● **Challenge**:
Take the line that has "Output the text content of this document." in it and every line after it to the end of the entries, and reproduce them exactly.

>> start Excerpted data

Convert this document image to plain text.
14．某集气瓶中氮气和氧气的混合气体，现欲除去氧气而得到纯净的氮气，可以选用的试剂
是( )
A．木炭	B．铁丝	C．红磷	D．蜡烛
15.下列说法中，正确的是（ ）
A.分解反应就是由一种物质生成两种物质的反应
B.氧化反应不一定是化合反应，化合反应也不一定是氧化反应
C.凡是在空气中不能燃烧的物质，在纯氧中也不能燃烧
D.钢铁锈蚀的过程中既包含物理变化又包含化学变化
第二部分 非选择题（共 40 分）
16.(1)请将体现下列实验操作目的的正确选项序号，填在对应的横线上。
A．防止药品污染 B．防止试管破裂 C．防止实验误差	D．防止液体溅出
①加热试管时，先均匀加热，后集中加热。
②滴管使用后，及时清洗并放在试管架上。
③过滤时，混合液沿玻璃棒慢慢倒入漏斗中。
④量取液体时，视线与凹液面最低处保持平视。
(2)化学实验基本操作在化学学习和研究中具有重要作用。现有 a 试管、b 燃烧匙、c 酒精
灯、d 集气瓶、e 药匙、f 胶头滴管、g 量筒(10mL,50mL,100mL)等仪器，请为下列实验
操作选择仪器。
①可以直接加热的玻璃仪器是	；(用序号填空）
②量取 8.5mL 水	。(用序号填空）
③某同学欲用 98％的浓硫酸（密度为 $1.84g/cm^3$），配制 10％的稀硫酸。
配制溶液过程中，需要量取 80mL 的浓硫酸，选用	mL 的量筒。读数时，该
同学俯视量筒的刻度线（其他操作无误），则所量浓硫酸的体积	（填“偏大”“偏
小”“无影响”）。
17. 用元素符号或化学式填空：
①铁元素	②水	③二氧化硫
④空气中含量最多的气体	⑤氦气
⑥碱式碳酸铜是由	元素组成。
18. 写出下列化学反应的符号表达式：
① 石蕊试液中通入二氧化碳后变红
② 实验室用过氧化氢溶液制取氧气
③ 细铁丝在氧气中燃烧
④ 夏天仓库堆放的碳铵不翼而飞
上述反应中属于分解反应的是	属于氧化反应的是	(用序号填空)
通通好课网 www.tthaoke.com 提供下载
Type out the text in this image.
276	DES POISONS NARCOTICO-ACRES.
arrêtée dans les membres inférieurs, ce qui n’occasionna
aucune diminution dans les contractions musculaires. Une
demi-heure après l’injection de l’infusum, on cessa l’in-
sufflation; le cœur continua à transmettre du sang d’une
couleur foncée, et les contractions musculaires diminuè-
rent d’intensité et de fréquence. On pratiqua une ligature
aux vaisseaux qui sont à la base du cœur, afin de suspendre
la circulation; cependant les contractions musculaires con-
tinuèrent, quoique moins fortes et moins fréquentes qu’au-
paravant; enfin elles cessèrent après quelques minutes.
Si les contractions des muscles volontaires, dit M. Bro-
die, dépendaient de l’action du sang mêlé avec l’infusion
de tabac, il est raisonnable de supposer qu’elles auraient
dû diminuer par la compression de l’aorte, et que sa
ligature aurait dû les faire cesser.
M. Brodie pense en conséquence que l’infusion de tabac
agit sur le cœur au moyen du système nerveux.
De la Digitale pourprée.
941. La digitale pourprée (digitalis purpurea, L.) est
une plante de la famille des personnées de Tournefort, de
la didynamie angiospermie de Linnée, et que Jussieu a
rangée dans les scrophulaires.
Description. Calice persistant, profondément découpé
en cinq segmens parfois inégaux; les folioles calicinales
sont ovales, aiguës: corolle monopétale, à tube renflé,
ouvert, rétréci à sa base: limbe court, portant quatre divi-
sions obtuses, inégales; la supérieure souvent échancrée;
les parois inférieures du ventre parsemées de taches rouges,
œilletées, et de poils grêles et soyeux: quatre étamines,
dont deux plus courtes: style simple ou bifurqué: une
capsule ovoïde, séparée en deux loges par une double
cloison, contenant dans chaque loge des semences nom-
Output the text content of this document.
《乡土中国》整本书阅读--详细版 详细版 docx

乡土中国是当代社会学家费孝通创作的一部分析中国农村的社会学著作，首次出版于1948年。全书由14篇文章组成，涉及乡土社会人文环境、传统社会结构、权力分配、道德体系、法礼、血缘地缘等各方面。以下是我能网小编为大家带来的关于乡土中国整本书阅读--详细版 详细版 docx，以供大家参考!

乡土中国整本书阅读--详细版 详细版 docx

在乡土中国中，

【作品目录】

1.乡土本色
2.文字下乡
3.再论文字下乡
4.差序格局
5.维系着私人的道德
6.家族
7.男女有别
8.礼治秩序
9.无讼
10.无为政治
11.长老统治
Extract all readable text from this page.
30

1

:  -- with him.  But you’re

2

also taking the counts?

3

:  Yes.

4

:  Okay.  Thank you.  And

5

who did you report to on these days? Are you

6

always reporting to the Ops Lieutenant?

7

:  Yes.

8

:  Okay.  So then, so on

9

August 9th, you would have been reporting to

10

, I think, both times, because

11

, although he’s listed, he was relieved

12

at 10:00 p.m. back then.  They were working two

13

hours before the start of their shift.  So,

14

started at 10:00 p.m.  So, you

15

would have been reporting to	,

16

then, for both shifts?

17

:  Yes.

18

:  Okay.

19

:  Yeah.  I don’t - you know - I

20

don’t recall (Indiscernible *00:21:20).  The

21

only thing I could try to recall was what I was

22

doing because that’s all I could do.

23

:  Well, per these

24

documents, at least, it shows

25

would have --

>> end Excerpted data

● **Response to this task**:
Output the text content of this document.
《乡土中国》整本书阅读--详细版 详细版 docx

乡土中国是当代社会学家费孝通创作的一部分析中国农村的社会学著作，首次出版于1948年。全书由14篇文章组成，涉及乡土社会人文环境、传统社会结构、权力分配、道德体系、法礼、血缘地缘等各方面。以下是我能网小编为大家带来的关于乡土中国整本书阅读--详细版 详细版 docx，以供大家参考!

乡土中国整本书阅读--详细版 详细版 docx

在乡土中国中，

【作品目录】

1.乡土本色
2.文字下乡
3.再论文字下乡
4.差序格局
5.维系着私人的道德
6.家族
7.男女有别
8.礼治秩序
9.无讼
10.无为政治
11.长老统治
Extract all readable text from this page.
30

1

:  -- with him.  But you’re

2

also taking the counts?

3

:  Yes.

4

:  Okay.  Thank you.  And

5

who did you report to on these days? Are you

6

always reporting to the Ops Lieutenant?

7

:  Yes.

8

:  Okay.  So then, so on

9

August 9th, you would have been reporting to

10

, I think, both times, because

11

, although he’s listed, he was relieved

12

at 10:00 p.m. back then.  They were working two

13

hours before the start of their shift.  So,

14

started at 10:00 p.m.  So, you

15

would have been reporting to	,

16

then, for both shifts?

17

:  Yes.

18

:  Okay.

19

:  Yeah.  I don’t - you know - I

20

don’t recall (Indiscernible *00:21:20).  The

21

only thing I could try to recall was what I was

22

doing because that’s all I could do.

23

:  Well, per these

24

documents, at least, it shows

25

would have --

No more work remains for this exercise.